## Begin

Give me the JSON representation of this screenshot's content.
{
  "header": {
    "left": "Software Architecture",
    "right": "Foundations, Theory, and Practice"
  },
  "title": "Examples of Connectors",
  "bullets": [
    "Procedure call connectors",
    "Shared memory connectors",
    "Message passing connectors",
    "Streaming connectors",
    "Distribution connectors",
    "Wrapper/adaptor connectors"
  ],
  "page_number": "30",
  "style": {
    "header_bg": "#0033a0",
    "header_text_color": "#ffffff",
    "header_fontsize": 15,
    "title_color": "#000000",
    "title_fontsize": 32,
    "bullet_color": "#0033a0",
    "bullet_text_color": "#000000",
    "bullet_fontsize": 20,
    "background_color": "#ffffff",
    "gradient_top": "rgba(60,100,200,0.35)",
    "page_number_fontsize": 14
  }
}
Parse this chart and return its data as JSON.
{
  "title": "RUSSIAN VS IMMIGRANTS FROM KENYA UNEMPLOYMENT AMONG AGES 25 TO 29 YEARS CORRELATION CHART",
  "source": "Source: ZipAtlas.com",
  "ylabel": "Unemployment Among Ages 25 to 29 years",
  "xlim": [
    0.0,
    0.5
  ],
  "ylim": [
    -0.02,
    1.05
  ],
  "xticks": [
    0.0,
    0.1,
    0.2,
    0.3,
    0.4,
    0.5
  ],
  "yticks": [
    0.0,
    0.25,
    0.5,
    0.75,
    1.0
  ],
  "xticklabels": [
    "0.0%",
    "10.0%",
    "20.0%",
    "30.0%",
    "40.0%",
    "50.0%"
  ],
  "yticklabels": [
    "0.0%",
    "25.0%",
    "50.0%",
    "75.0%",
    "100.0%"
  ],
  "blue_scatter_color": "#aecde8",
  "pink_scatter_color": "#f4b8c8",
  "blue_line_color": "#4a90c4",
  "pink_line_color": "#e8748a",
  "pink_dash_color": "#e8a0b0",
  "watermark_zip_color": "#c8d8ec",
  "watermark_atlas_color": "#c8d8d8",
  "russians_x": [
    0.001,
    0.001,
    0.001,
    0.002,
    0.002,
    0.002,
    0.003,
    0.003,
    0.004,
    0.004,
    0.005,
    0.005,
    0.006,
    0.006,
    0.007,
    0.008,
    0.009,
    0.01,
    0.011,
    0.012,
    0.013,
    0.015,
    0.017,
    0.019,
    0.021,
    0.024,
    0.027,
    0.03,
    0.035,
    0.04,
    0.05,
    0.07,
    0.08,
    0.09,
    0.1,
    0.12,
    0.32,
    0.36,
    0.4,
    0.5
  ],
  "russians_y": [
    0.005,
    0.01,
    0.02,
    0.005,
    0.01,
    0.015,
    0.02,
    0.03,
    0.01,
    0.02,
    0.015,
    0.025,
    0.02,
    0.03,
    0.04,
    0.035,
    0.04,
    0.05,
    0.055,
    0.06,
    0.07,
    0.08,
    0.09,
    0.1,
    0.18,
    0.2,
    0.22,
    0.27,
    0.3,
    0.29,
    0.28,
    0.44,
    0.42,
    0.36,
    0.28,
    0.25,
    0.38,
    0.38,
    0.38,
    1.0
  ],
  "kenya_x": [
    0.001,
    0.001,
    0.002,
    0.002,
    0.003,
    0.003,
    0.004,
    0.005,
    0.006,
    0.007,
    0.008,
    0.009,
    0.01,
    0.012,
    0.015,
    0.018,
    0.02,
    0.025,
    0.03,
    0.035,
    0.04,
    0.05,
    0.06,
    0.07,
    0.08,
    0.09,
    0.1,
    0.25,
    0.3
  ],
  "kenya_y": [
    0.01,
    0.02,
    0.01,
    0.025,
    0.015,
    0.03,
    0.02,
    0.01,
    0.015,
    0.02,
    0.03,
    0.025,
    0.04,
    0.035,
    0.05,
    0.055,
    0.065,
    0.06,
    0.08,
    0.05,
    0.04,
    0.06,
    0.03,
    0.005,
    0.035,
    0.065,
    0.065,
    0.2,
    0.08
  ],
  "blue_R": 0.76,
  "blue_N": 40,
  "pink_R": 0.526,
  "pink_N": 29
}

## End

Written task
Tell how many lines above contain the word "ffffff". Give the number alone.

Full solution
2